## PROVIDED RECORDS
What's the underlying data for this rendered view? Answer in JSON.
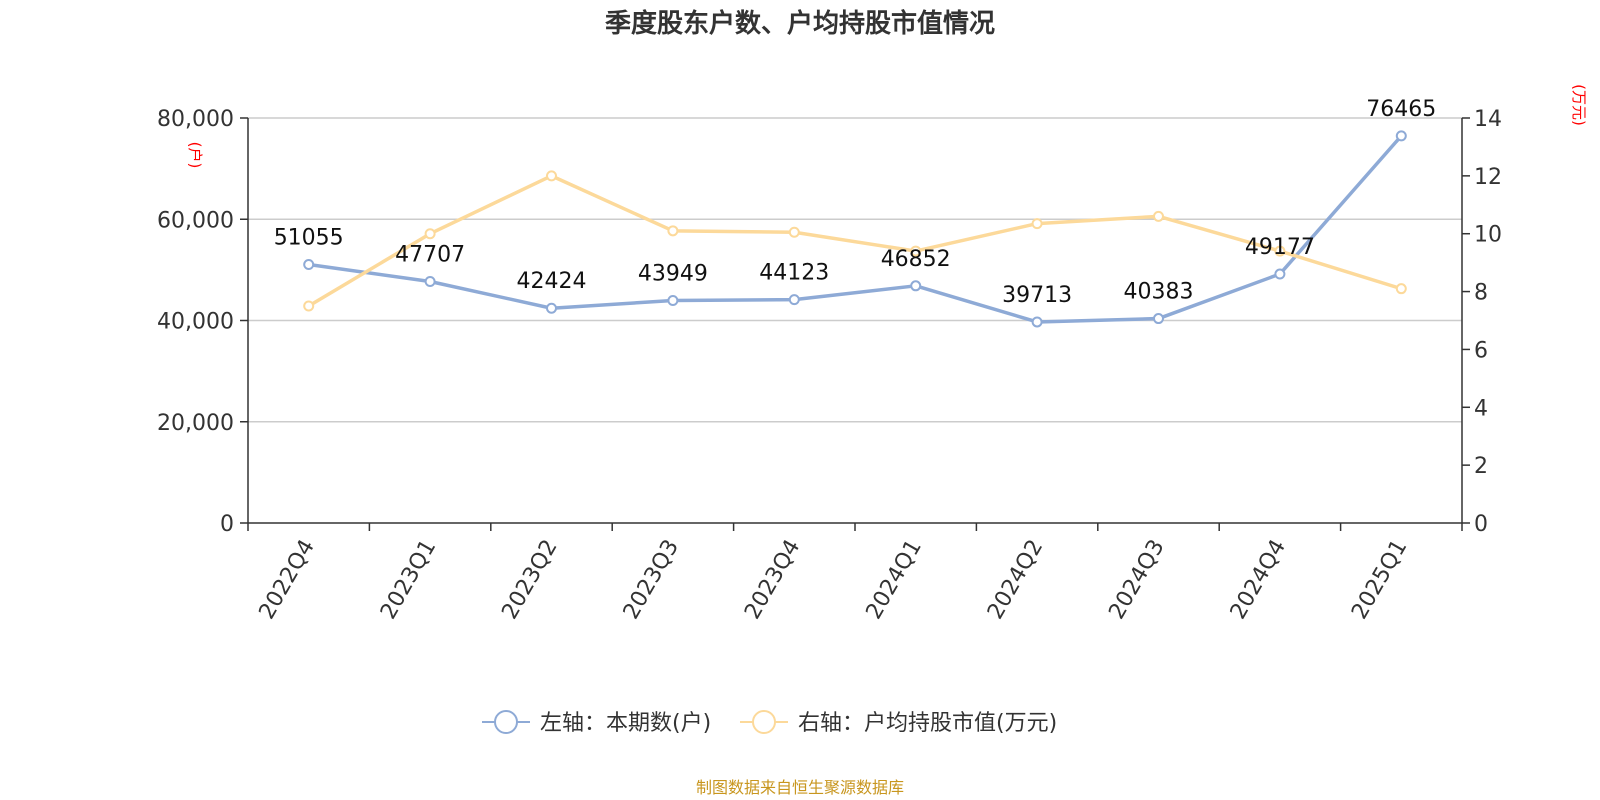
{
  "chart_data": {
    "type": "line",
    "title": "季度股东户数、户均持股市值情况",
    "categories": [
      "2022Q4",
      "2023Q1",
      "2023Q2",
      "2023Q3",
      "2023Q4",
      "2024Q1",
      "2024Q2",
      "2024Q3",
      "2024Q4",
      "2025Q1"
    ],
    "series": [
      {
        "name": "左轴：本期数(户)",
        "axis": "left",
        "color": "#8eaad6",
        "values": [
          51055,
          47707,
          42424,
          43949,
          44123,
          46852,
          39713,
          40383,
          49177,
          76465
        ],
        "data_labels": [
          "51055",
          "47707",
          "42424",
          "43949",
          "44123",
          "46852",
          "39713",
          "40383",
          "49177",
          "76465"
        ]
      },
      {
        "name": "右轴：户均持股市值(万元)",
        "axis": "right",
        "color": "#fcd99a",
        "values": [
          7.5,
          10.0,
          12.0,
          10.1,
          10.05,
          9.4,
          10.35,
          10.6,
          9.4,
          8.1
        ]
      }
    ],
    "y_left": {
      "unit": "(户)",
      "range": [
        0,
        80000
      ],
      "ticks": [
        "0",
        "20,000",
        "40,000",
        "60,000",
        "80,000"
      ],
      "tick_values": [
        0,
        20000,
        40000,
        60000,
        80000
      ]
    },
    "y_right": {
      "unit": "(万元)",
      "range": [
        0,
        14
      ],
      "ticks": [
        "0",
        "2",
        "4",
        "6",
        "8",
        "10",
        "12",
        "14"
      ],
      "tick_values": [
        0,
        2,
        4,
        6,
        8,
        10,
        12,
        14
      ]
    },
    "grid": true,
    "legend_position": "bottom-center",
    "source": "制图数据来自恒生聚源数据库"
  }
}
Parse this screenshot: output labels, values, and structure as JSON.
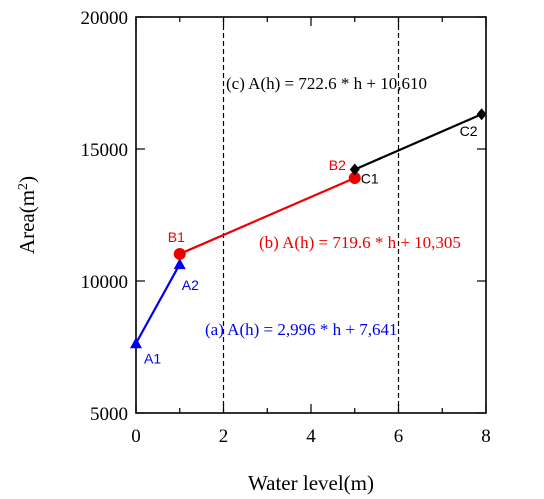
{
  "chart_data": {
    "type": "line",
    "xlabel": "Water level(m)",
    "ylabel_main": "Area(m",
    "ylabel_sup": "2",
    "ylabel_close": ")",
    "xlim": [
      0,
      8
    ],
    "ylim": [
      5000,
      20000
    ],
    "xticks": [
      0,
      2,
      4,
      6,
      8
    ],
    "xticks_minor": [
      1,
      3,
      5,
      7
    ],
    "yticks": [
      5000,
      10000,
      15000,
      20000
    ],
    "xtick_labels": [
      "0",
      "2",
      "4",
      "6",
      "8"
    ],
    "ytick_labels": [
      "5000",
      "10000",
      "15000",
      "20000"
    ],
    "vertical_reference_lines": [
      2,
      6
    ],
    "grid": false,
    "series": [
      {
        "id": "a",
        "color": "#0000ee",
        "marker": "triangle",
        "points": [
          {
            "x": 0,
            "y": 7641,
            "label": "A1"
          },
          {
            "x": 1,
            "y": 10637,
            "label": "A2"
          }
        ],
        "equation": "(a) A(h) = 2,996 * h + 7,641"
      },
      {
        "id": "b",
        "color": "#ee0000",
        "marker": "circle",
        "points": [
          {
            "x": 1,
            "y": 11025,
            "label": "B1"
          },
          {
            "x": 5,
            "y": 13903,
            "label": "B2"
          }
        ],
        "equation": "(b) A(h) = 719.6 * h + 10,305"
      },
      {
        "id": "c",
        "color": "#000000",
        "marker": "diamond",
        "points": [
          {
            "x": 5,
            "y": 14223,
            "label": "C1"
          },
          {
            "x": 7.9,
            "y": 16318,
            "label": "C2"
          }
        ],
        "equation": "(c) A(h) = 722.6 * h + 10,610"
      }
    ]
  }
}
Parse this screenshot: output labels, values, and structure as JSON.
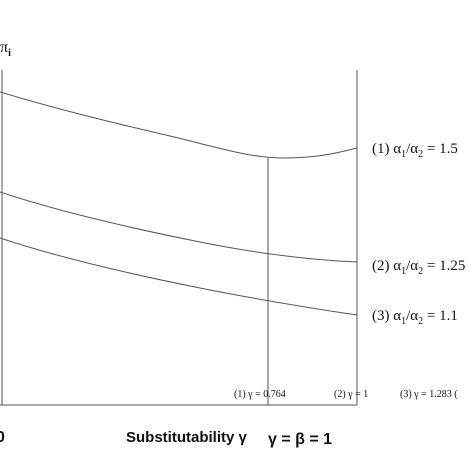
{
  "y_label": [
    "π",
    "i"
  ],
  "curves": [
    {
      "label": [
        "(1) α",
        "1",
        "/α",
        "2",
        " = 1.5"
      ]
    },
    {
      "label": [
        "(2) α",
        "1",
        "/α",
        "2",
        " = 1.25"
      ]
    },
    {
      "label": [
        "(3) α",
        "1",
        "/α",
        "2",
        " = 1.1"
      ]
    }
  ],
  "x_marks": [
    "(1) γ = 0.764",
    "(2) γ = 1",
    "(3) γ = 1.283 ("
  ],
  "x_label": "Substitutability γ",
  "x_note": "γ = β = 1",
  "origin": "0"
}
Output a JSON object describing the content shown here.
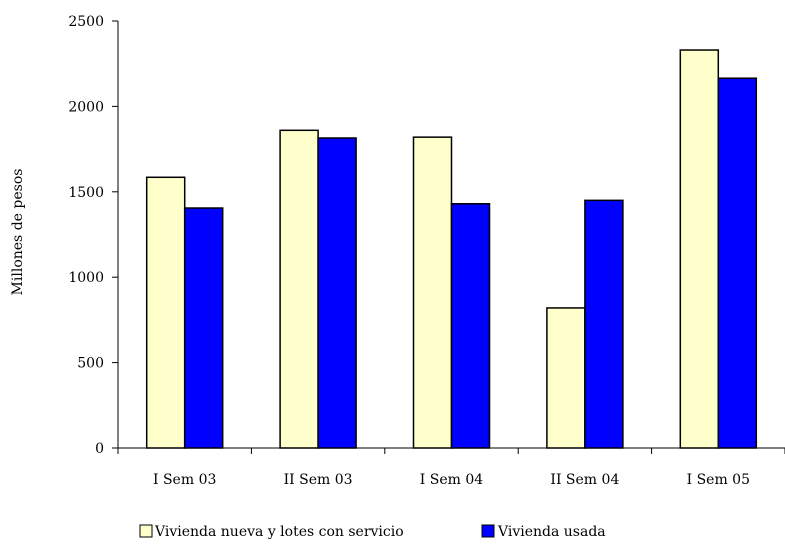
{
  "chart_data": {
    "type": "bar",
    "ylabel": "Millones de pesos",
    "categories": [
      "I Sem 03",
      "II Sem 03",
      "I Sem 04",
      "II Sem 04",
      "I Sem 05"
    ],
    "ylim": [
      0,
      2500
    ],
    "yticks": [
      "0",
      "500",
      "1000",
      "1500",
      "2000",
      "2500"
    ],
    "series": [
      {
        "name": "Vivienda nueva y lotes con servicio",
        "color": "#ffffcc",
        "values": [
          1585,
          1860,
          1820,
          820,
          2330
        ]
      },
      {
        "name": "Vivienda usada",
        "color": "#0000ff",
        "values": [
          1405,
          1815,
          1430,
          1450,
          2165
        ]
      }
    ],
    "grid": false,
    "legend_position": "bottom"
  }
}
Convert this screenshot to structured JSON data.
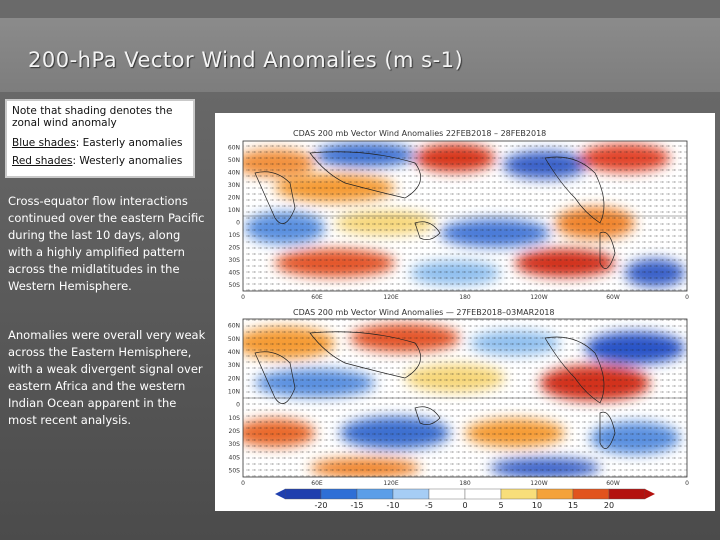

## EXERCISE GOAL
Copy out all lines where the word "color" appears.

## THE SOLUTION
        "color": "#8eaad6",
        "color": "#fcd99a",
        "color": "#0000ee",
        "color": "#ee0000",
        "color": "#000000",
        "color": "#ffffcc",
        "color": "#0000ff",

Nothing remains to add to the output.